» **REQUIREMENTS**: Retype the material below. Keep every word exactly as it is.
— START RECORDS PROVIDED —
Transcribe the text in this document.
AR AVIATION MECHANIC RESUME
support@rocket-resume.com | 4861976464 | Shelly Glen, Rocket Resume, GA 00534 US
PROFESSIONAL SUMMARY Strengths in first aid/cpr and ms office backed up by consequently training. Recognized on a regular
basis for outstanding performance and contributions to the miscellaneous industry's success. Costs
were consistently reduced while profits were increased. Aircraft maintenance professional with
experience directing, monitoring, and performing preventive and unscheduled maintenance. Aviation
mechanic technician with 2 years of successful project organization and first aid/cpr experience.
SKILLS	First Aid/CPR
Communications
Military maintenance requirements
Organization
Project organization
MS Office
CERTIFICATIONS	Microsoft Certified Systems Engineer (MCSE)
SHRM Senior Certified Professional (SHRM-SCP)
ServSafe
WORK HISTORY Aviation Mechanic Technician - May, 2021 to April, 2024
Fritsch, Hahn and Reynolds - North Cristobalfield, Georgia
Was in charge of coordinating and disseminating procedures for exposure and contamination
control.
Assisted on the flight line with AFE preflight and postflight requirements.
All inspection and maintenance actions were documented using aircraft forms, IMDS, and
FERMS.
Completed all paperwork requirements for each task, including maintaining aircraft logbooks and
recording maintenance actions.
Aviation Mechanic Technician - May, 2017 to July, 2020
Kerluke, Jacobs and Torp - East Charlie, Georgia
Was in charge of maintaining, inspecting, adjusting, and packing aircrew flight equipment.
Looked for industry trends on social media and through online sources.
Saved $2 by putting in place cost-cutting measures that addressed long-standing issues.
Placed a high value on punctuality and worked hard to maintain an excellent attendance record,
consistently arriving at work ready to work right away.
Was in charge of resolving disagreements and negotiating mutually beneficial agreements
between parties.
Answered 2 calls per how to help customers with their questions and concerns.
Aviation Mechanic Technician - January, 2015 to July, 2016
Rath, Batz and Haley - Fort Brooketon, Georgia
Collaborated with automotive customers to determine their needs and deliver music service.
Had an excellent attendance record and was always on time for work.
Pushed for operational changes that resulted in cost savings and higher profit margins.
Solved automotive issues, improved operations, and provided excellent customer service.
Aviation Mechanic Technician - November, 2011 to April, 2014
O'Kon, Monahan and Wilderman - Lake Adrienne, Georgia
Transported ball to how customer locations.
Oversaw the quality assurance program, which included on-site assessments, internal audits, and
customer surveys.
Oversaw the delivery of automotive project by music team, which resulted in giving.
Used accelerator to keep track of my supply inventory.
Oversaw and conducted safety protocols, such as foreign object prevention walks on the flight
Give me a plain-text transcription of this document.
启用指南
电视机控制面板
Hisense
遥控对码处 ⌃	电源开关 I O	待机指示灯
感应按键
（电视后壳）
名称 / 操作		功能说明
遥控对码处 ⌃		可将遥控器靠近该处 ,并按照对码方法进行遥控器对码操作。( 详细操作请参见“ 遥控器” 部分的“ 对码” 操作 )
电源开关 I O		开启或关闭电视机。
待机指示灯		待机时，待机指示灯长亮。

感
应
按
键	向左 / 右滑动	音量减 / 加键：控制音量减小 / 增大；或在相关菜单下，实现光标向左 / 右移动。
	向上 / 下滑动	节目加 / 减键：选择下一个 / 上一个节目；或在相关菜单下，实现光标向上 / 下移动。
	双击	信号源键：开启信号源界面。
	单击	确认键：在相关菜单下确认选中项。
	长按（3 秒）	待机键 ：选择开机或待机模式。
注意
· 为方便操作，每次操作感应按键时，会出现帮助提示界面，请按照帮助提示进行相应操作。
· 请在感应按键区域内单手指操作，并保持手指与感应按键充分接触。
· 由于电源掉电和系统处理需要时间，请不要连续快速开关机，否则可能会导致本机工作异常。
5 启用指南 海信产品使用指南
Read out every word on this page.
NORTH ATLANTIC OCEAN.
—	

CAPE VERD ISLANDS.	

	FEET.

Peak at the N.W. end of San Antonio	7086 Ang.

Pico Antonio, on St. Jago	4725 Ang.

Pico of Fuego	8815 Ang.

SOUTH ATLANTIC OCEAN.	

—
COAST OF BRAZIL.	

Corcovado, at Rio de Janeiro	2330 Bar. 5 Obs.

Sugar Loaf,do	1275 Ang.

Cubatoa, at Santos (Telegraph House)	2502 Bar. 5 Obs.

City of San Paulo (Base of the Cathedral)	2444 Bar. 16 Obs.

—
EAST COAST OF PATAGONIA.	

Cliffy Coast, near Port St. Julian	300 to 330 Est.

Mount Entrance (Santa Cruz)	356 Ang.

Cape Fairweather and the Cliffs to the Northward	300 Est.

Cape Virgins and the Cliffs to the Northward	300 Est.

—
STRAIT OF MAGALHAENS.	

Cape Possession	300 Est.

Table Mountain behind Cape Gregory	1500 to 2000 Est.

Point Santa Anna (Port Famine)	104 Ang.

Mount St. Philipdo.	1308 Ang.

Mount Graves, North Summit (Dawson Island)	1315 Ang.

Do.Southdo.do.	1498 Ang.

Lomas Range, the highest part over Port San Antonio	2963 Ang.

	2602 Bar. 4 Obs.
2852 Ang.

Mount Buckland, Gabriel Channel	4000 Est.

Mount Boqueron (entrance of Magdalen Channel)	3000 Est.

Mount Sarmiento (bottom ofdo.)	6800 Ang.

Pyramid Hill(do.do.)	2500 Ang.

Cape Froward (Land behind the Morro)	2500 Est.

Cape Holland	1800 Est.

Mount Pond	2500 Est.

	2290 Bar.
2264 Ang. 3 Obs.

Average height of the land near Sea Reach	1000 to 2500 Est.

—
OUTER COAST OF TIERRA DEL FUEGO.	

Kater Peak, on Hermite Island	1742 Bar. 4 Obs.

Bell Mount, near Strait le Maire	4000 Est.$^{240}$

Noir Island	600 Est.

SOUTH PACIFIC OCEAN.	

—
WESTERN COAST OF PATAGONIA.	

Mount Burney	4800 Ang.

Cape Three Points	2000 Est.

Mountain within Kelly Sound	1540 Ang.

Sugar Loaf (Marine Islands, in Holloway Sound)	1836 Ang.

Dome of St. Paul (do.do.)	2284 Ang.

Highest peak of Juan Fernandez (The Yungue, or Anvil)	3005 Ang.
— END RECORDS PROVIDED —
» **TASK SOLUTION**:
Transcribe the text in this document.
AR AVIATION MECHANIC RESUME
support@rocket-resume.com | 4861976464 | Shelly Glen, Rocket Resume, GA 00534 US
PROFESSIONAL SUMMARY Strengths in first aid/cpr and ms office backed up by consequently training. Recognized on a regular
basis for outstanding performance and contributions to the miscellaneous industry's success. Costs
were consistently reduced while profits were increased. Aircraft maintenance professional with
experience directing, monitoring, and performing preventive and unscheduled maintenance. Aviation
mechanic technician with 2 years of successful project organization and first aid/cpr experience.
SKILLS	First Aid/CPR
Communications
Military maintenance requirements
Organization
Project organization
MS Office
CERTIFICATIONS	Microsoft Certified Systems Engineer (MCSE)
SHRM Senior Certified Professional (SHRM-SCP)
ServSafe
WORK HISTORY Aviation Mechanic Technician - May, 2021 to April, 2024
Fritsch, Hahn and Reynolds - North Cristobalfield, Georgia
Was in charge of coordinating and disseminating procedures for exposure and contamination
control.
Assisted on the flight line with AFE preflight and postflight requirements.
All inspection and maintenance actions were documented using aircraft forms, IMDS, and
FERMS.
Completed all paperwork requirements for each task, including maintaining aircraft logbooks and
recording maintenance actions.
Aviation Mechanic Technician - May, 2017 to July, 2020
Kerluke, Jacobs and Torp - East Charlie, Georgia
Was in charge of maintaining, inspecting, adjusting, and packing aircrew flight equipment.
Looked for industry trends on social media and through online sources.
Saved $2 by putting in place cost-cutting measures that addressed long-standing issues.
Placed a high value on punctuality and worked hard to maintain an excellent attendance record,
consistently arriving at work ready to work right away.
Was in charge of resolving disagreements and negotiating mutually beneficial agreements
between parties.
Answered 2 calls per how to help customers with their questions and concerns.
Aviation Mechanic Technician - January, 2015 to July, 2016
Rath, Batz and Haley - Fort Brooketon, Georgia
Collaborated with automotive customers to determine their needs and deliver music service.
Had an excellent attendance record and was always on time for work.
Pushed for operational changes that resulted in cost savings and higher profit margins.
Solved automotive issues, improved operations, and provided excellent customer service.
Aviation Mechanic Technician - November, 2011 to April, 2014
O'Kon, Monahan and Wilderman - Lake Adrienne, Georgia
Transported ball to how customer locations.
Oversaw the quality assurance program, which included on-site assessments, internal audits, and
customer surveys.
Oversaw the delivery of automotive project by music team, which resulted in giving.
Used accelerator to keep track of my supply inventory.
Oversaw and conducted safety protocols, such as foreign object prevention walks on the flight
Give me a plain-text transcription of this document.
启用指南
电视机控制面板
Hisense
遥控对码处 ⌃	电源开关 I O	待机指示灯
感应按键
（电视后壳）
名称 / 操作		功能说明
遥控对码处 ⌃		可将遥控器靠近该处 ,并按照对码方法进行遥控器对码操作。( 详细操作请参见“ 遥控器” 部分的“ 对码” 操作 )
电源开关 I O		开启或关闭电视机。
待机指示灯		待机时，待机指示灯长亮。

感
应
按
键	向左 / 右滑动	音量减 / 加键：控制音量减小 / 增大；或在相关菜单下，实现光标向左 / 右移动。
	向上 / 下滑动	节目加 / 减键：选择下一个 / 上一个节目；或在相关菜单下，实现光标向上 / 下移动。
	双击	信号源键：开启信号源界面。
	单击	确认键：在相关菜单下确认选中项。
	长按（3 秒）	待机键 ：选择开机或待机模式。
注意
· 为方便操作，每次操作感应按键时，会出现帮助提示界面，请按照帮助提示进行相应操作。
· 请在感应按键区域内单手指操作，并保持手指与感应按键充分接触。
· 由于电源掉电和系统处理需要时间，请不要连续快速开关机，否则可能会导致本机工作异常。
5 启用指南 海信产品使用指南
Read out every word on this page.
NORTH ATLANTIC OCEAN.
—	

CAPE VERD ISLANDS.	

	FEET.

Peak at the N.W. end of San Antonio	7086 Ang.

Pico Antonio, on St. Jago	4725 Ang.

Pico of Fuego	8815 Ang.

SOUTH ATLANTIC OCEAN.	

—
COAST OF BRAZIL.	

Corcovado, at Rio de Janeiro	2330 Bar. 5 Obs.

Sugar Loaf,do	1275 Ang.

Cubatoa, at Santos (Telegraph House)	2502 Bar. 5 Obs.

City of San Paulo (Base of the Cathedral)	2444 Bar. 16 Obs.

—
EAST COAST OF PATAGONIA.	

Cliffy Coast, near Port St. Julian	300 to 330 Est.

Mount Entrance (Santa Cruz)	356 Ang.

Cape Fairweather and the Cliffs to the Northward	300 Est.

Cape Virgins and the Cliffs to the Northward	300 Est.

—
STRAIT OF MAGALHAENS.	

Cape Possession	300 Est.

Table Mountain behind Cape Gregory	1500 to 2000 Est.

Point Santa Anna (Port Famine)	104 Ang.

Mount St. Philipdo.	1308 Ang.

Mount Graves, North Summit (Dawson Island)	1315 Ang.

Do.Southdo.do.	1498 Ang.

Lomas Range, the highest part over Port San Antonio	2963 Ang.

	2602 Bar. 4 Obs.
2852 Ang.

Mount Buckland, Gabriel Channel	4000 Est.

Mount Boqueron (entrance of Magdalen Channel)	3000 Est.

Mount Sarmiento (bottom ofdo.)	6800 Ang.

Pyramid Hill(do.do.)	2500 Ang.

Cape Froward (Land behind the Morro)	2500 Est.

Cape Holland	1800 Est.

Mount Pond	2500 Est.

	2290 Bar.
2264 Ang. 3 Obs.

Average height of the land near Sea Reach	1000 to 2500 Est.

—
OUTER COAST OF TIERRA DEL FUEGO.	

Kater Peak, on Hermite Island	1742 Bar. 4 Obs.

Bell Mount, near Strait le Maire	4000 Est.$^{240}$

Noir Island	600 Est.

SOUTH PACIFIC OCEAN.	

—
WESTERN COAST OF PATAGONIA.	

Mount Burney	4800 Ang.

Cape Three Points	2000 Est.

Mountain within Kelly Sound	1540 Ang.

Sugar Loaf (Marine Islands, in Holloway Sound)	1836 Ang.

Dome of St. Paul (do.do.)	2284 Ang.

Highest peak of Juan Fernandez (The Yungue, or Anvil)	3005 Ang.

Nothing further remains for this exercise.